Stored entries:
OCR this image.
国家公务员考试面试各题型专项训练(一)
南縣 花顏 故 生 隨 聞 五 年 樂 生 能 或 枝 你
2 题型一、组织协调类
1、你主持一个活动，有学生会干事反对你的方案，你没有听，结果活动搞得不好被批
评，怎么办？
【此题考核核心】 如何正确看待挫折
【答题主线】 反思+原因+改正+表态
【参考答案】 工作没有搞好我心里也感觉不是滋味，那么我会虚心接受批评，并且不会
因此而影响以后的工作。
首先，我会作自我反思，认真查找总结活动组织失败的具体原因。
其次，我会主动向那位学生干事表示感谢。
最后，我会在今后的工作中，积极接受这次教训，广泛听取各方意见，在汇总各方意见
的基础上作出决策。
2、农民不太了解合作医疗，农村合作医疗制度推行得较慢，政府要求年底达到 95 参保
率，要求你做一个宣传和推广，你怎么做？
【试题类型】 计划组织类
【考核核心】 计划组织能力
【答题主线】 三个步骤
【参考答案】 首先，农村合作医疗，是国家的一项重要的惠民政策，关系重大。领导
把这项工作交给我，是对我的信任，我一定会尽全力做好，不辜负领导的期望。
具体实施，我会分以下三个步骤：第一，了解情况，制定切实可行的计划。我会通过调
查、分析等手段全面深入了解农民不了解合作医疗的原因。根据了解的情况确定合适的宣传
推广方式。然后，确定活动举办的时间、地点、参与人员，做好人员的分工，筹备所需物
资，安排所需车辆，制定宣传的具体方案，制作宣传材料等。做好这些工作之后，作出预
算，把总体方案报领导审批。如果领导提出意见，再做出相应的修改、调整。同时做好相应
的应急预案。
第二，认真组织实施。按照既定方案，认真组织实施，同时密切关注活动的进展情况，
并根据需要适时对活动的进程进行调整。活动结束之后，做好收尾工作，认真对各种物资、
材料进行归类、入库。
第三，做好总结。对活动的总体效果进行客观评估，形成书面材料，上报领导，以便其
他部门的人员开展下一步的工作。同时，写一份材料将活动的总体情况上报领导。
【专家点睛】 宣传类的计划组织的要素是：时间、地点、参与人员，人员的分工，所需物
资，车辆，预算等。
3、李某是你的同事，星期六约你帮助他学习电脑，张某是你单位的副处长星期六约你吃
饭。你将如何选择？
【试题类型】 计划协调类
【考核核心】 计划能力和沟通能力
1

To be done:
Give only the number of lines in the material above that include the word "参考答案".

The response:
2